(Records from a collection)
◇ ◇ ◇ ◇ ◇ ◇ ◇
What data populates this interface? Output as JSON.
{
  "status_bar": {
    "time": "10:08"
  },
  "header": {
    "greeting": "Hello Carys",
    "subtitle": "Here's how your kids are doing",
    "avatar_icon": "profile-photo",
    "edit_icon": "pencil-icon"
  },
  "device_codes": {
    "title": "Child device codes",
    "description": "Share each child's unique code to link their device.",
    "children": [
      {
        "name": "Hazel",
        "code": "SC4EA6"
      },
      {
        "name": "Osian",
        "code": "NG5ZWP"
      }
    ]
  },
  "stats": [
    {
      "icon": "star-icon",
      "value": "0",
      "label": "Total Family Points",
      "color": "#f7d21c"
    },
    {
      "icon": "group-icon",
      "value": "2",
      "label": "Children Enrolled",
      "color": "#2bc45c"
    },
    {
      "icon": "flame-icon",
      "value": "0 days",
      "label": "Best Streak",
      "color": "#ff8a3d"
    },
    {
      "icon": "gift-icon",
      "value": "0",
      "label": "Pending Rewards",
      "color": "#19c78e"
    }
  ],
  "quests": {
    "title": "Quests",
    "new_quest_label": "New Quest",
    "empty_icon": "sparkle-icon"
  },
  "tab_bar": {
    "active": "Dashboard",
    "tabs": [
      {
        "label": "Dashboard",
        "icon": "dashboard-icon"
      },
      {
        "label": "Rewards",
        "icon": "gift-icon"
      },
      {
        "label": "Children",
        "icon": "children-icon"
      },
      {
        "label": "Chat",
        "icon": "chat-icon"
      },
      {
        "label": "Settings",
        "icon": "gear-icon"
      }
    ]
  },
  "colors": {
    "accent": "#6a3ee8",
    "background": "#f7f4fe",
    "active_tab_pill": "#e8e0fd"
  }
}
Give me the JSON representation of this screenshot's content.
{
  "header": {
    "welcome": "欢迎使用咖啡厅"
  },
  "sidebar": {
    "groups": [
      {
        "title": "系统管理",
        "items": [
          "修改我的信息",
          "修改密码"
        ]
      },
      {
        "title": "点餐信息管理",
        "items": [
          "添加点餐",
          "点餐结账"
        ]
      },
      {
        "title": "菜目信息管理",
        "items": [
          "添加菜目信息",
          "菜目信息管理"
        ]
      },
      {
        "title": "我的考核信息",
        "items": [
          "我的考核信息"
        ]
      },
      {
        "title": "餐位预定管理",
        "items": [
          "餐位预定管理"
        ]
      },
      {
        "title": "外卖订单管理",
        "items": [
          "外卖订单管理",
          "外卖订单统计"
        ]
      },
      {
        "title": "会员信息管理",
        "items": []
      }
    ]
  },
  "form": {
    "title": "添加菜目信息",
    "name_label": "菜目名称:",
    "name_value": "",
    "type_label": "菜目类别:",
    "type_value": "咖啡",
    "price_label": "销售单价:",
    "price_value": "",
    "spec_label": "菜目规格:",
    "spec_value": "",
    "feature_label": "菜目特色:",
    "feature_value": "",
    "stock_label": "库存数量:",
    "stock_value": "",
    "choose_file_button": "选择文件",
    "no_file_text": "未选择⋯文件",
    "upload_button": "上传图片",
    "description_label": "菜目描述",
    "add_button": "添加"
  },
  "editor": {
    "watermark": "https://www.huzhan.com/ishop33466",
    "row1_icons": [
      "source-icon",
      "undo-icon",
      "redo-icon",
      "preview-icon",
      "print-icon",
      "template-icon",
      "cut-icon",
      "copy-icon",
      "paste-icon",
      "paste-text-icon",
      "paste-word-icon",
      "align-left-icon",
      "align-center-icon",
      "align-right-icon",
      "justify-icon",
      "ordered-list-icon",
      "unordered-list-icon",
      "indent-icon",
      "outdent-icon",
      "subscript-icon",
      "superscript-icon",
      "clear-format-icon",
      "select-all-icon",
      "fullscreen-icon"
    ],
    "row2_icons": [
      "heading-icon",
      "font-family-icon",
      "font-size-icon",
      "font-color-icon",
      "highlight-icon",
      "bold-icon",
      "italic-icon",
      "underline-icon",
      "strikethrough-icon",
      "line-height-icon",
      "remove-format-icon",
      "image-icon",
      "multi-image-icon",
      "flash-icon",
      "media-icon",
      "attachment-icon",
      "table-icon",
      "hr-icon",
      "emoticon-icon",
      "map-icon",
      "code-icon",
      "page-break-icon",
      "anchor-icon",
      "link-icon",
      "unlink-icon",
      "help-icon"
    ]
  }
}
◇ ◇ ◇ ◇ ◇ ◇ ◇
*Task objective*
Here, the records must be output exactly and in full.

*The output*
What data populates this interface? Output as JSON.
{
  "status_bar": {
    "time": "10:08"
  },
  "header": {
    "greeting": "Hello Carys",
    "subtitle": "Here's how your kids are doing",
    "avatar_icon": "profile-photo",
    "edit_icon": "pencil-icon"
  },
  "device_codes": {
    "title": "Child device codes",
    "description": "Share each child's unique code to link their device.",
    "children": [
      {
        "name": "Hazel",
        "code": "SC4EA6"
      },
      {
        "name": "Osian",
        "code": "NG5ZWP"
      }
    ]
  },
  "stats": [
    {
      "icon": "star-icon",
      "value": "0",
      "label": "Total Family Points",
      "color": "#f7d21c"
    },
    {
      "icon": "group-icon",
      "value": "2",
      "label": "Children Enrolled",
      "color": "#2bc45c"
    },
    {
      "icon": "flame-icon",
      "value": "0 days",
      "label": "Best Streak",
      "color": "#ff8a3d"
    },
    {
      "icon": "gift-icon",
      "value": "0",
      "label": "Pending Rewards",
      "color": "#19c78e"
    }
  ],
  "quests": {
    "title": "Quests",
    "new_quest_label": "New Quest",
    "empty_icon": "sparkle-icon"
  },
  "tab_bar": {
    "active": "Dashboard",
    "tabs": [
      {
        "label": "Dashboard",
        "icon": "dashboard-icon"
      },
      {
        "label": "Rewards",
        "icon": "gift-icon"
      },
      {
        "label": "Children",
        "icon": "children-icon"
      },
      {
        "label": "Chat",
        "icon": "chat-icon"
      },
      {
        "label": "Settings",
        "icon": "gear-icon"
      }
    ]
  },
  "colors": {
    "accent": "#6a3ee8",
    "background": "#f7f4fe",
    "active_tab_pill": "#e8e0fd"
  }
}
Give me the JSON representation of this screenshot's content.
{
  "header": {
    "welcome": "欢迎使用咖啡厅"
  },
  "sidebar": {
    "groups": [
      {
        "title": "系统管理",
        "items": [
          "修改我的信息",
          "修改密码"
        ]
      },
      {
        "title": "点餐信息管理",
        "items": [
          "添加点餐",
          "点餐结账"
        ]
      },
      {
        "title": "菜目信息管理",
        "items": [
          "添加菜目信息",
          "菜目信息管理"
        ]
      },
      {
        "title": "我的考核信息",
        "items": [
          "我的考核信息"
        ]
      },
      {
        "title": "餐位预定管理",
        "items": [
          "餐位预定管理"
        ]
      },
      {
        "title": "外卖订单管理",
        "items": [
          "外卖订单管理",
          "外卖订单统计"
        ]
      },
      {
        "title": "会员信息管理",
        "items": []
      }
    ]
  },
  "form": {
    "title": "添加菜目信息",
    "name_label": "菜目名称:",
    "name_value": "",
    "type_label": "菜目类别:",
    "type_value": "咖啡",
    "price_label": "销售单价:",
    "price_value": "",
    "spec_label": "菜目规格:",
    "spec_value": "",
    "feature_label": "菜目特色:",
    "feature_value": "",
    "stock_label": "库存数量:",
    "stock_value": "",
    "choose_file_button": "选择文件",
    "no_file_text": "未选择⋯文件",
    "upload_button": "上传图片",
    "description_label": "菜目描述",
    "add_button": "添加"
  },
  "editor": {
    "watermark": "https://www.huzhan.com/ishop33466",
    "row1_icons": [
      "source-icon",
      "undo-icon",
      "redo-icon",
      "preview-icon",
      "print-icon",
      "template-icon",
      "cut-icon",
      "copy-icon",
      "paste-icon",
      "paste-text-icon",
      "paste-word-icon",
      "align-left-icon",
      "align-center-icon",
      "align-right-icon",
      "justify-icon",
      "ordered-list-icon",
      "unordered-list-icon",
      "indent-icon",
      "outdent-icon",
      "subscript-icon",
      "superscript-icon",
      "clear-format-icon",
      "select-all-icon",
      "fullscreen-icon"
    ],
    "row2_icons": [
      "heading-icon",
      "font-family-icon",
      "font-size-icon",
      "font-color-icon",
      "highlight-icon",
      "bold-icon",
      "italic-icon",
      "underline-icon",
      "strikethrough-icon",
      "line-height-icon",
      "remove-format-icon",
      "image-icon",
      "multi-image-icon",
      "flash-icon",
      "media-icon",
      "attachment-icon",
      "table-icon",
      "hr-icon",
      "emoticon-icon",
      "map-icon",
      "code-icon",
      "page-break-icon",
      "anchor-icon",
      "link-icon",
      "unlink-icon",
      "help-icon"
    ]
  }
}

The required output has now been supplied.